▶ _Exercise description_
Give only the number of lines that hold the word "اژدهای".
===
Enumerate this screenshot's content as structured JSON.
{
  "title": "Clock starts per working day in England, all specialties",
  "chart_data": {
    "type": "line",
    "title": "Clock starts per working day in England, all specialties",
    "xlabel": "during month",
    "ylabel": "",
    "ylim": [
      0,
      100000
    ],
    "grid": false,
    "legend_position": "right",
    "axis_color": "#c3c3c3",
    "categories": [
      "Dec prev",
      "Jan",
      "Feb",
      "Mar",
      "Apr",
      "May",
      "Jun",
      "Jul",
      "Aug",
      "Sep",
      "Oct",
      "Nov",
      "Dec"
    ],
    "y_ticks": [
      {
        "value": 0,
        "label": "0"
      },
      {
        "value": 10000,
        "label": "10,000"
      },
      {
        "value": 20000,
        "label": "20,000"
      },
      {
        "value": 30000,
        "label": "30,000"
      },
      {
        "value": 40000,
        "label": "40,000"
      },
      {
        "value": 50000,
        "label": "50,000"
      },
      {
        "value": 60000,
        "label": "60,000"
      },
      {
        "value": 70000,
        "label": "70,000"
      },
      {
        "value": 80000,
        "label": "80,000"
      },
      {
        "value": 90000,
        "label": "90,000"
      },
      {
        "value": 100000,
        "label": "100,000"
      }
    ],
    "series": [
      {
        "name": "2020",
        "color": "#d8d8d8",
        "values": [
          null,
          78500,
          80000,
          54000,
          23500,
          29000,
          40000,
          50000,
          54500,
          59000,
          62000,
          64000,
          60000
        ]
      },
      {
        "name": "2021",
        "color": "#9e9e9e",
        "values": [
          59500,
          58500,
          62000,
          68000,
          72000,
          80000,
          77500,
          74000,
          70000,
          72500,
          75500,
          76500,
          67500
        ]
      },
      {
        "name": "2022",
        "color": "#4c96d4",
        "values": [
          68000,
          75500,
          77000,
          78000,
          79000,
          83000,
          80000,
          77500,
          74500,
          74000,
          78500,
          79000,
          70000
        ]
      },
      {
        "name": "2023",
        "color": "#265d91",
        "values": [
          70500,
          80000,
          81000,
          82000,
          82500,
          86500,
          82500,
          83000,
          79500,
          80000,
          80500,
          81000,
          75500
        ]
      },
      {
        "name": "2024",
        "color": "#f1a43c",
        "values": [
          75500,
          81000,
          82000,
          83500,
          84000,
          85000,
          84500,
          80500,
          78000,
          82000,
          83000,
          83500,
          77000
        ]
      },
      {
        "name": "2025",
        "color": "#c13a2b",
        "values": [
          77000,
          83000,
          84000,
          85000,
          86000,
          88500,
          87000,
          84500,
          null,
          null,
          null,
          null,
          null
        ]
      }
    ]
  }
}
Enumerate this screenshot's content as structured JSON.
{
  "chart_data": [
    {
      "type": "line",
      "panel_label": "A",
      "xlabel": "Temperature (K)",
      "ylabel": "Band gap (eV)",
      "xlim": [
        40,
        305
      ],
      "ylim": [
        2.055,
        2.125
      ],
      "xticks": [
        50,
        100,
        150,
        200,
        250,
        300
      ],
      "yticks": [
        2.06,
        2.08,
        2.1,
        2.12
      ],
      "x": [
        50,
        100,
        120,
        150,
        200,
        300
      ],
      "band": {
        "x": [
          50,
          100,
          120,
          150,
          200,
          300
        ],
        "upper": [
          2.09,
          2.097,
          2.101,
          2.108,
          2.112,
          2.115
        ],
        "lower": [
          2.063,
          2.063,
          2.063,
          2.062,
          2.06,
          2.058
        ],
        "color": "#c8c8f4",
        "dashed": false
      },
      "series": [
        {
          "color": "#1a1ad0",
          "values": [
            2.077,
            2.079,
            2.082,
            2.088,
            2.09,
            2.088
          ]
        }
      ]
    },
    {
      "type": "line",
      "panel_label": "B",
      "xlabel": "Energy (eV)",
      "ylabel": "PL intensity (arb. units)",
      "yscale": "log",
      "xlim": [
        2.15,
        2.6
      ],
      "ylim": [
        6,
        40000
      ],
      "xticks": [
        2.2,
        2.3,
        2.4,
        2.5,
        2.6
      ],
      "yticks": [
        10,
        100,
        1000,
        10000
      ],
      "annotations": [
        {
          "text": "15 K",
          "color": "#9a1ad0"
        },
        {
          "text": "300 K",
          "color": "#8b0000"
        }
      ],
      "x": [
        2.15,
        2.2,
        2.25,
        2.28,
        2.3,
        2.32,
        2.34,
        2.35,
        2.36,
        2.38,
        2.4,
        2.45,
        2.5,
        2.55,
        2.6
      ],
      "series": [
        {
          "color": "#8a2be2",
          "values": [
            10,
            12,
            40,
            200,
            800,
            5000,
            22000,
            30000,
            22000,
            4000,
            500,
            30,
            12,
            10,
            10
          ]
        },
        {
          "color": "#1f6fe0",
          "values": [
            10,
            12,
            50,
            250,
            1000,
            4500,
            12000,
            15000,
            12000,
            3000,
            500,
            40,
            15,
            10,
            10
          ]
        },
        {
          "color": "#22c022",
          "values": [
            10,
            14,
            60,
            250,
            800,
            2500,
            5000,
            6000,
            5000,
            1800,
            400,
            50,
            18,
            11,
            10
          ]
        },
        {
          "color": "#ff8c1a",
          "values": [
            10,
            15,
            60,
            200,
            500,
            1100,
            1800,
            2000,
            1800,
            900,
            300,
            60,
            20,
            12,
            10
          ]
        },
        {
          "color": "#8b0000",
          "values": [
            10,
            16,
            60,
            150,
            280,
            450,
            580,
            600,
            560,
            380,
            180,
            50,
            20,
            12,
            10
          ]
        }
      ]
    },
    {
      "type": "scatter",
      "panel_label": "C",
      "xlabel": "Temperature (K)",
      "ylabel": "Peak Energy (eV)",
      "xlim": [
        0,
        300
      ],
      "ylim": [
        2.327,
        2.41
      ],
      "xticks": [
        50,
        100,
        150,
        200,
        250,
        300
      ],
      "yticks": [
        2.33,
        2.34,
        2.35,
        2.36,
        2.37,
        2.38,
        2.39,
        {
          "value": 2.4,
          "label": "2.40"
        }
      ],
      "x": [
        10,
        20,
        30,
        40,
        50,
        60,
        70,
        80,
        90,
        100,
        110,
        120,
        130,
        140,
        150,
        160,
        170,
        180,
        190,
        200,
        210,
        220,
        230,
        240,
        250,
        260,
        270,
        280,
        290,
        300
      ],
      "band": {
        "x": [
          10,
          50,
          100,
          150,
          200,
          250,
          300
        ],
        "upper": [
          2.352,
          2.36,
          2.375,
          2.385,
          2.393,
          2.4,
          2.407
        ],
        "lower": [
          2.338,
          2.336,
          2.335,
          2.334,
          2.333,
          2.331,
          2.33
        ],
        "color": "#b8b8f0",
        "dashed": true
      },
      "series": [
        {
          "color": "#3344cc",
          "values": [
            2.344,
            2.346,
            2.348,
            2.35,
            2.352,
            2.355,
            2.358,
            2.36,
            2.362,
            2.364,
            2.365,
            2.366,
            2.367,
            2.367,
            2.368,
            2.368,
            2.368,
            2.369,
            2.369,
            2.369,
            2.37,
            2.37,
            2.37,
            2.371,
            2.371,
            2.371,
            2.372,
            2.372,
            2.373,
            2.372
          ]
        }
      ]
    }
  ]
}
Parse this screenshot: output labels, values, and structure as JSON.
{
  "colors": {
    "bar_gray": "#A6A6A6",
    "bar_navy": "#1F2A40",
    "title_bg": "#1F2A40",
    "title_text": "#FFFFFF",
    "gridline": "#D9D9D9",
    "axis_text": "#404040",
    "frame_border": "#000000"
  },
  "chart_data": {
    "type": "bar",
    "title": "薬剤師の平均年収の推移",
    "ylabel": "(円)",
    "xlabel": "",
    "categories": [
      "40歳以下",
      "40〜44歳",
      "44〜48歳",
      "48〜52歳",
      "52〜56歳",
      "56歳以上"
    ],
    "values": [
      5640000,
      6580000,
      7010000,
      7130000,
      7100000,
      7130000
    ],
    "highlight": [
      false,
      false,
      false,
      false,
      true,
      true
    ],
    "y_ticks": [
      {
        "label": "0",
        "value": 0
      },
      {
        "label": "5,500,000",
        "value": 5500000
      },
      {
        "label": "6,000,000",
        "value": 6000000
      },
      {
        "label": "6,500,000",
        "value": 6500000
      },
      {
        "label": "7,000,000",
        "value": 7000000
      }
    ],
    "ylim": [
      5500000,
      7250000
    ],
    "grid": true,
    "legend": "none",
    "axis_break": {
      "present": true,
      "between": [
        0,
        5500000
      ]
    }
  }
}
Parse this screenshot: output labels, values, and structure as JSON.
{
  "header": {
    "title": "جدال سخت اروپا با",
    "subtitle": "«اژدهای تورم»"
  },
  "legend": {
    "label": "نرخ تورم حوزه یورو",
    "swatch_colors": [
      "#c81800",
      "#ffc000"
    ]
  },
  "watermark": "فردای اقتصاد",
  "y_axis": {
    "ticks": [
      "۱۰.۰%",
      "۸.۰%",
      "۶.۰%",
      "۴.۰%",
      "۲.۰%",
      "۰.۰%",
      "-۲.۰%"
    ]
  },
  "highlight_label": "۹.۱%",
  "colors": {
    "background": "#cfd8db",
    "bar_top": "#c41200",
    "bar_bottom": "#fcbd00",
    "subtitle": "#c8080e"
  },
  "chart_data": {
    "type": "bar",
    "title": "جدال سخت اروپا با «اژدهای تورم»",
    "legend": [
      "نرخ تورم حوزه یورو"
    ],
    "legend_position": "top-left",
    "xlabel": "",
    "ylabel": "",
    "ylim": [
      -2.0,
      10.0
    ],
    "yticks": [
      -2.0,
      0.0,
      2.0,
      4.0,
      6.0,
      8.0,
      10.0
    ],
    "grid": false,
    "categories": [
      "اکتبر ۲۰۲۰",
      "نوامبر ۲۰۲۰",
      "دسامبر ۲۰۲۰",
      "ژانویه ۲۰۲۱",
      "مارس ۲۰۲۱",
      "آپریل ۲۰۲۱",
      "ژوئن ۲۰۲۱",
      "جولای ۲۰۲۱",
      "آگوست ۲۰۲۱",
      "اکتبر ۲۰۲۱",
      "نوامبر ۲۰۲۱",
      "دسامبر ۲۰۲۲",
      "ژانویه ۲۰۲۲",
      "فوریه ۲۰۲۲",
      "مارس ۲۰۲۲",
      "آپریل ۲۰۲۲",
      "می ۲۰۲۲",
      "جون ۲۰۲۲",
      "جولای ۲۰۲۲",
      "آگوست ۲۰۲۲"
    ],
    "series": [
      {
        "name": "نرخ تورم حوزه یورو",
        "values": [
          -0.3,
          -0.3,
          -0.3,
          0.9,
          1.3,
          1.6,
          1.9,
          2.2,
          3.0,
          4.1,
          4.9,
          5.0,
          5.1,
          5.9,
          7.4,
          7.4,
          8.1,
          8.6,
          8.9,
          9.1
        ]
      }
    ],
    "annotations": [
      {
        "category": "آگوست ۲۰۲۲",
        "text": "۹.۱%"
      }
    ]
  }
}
===
▶ _Solved problem_
2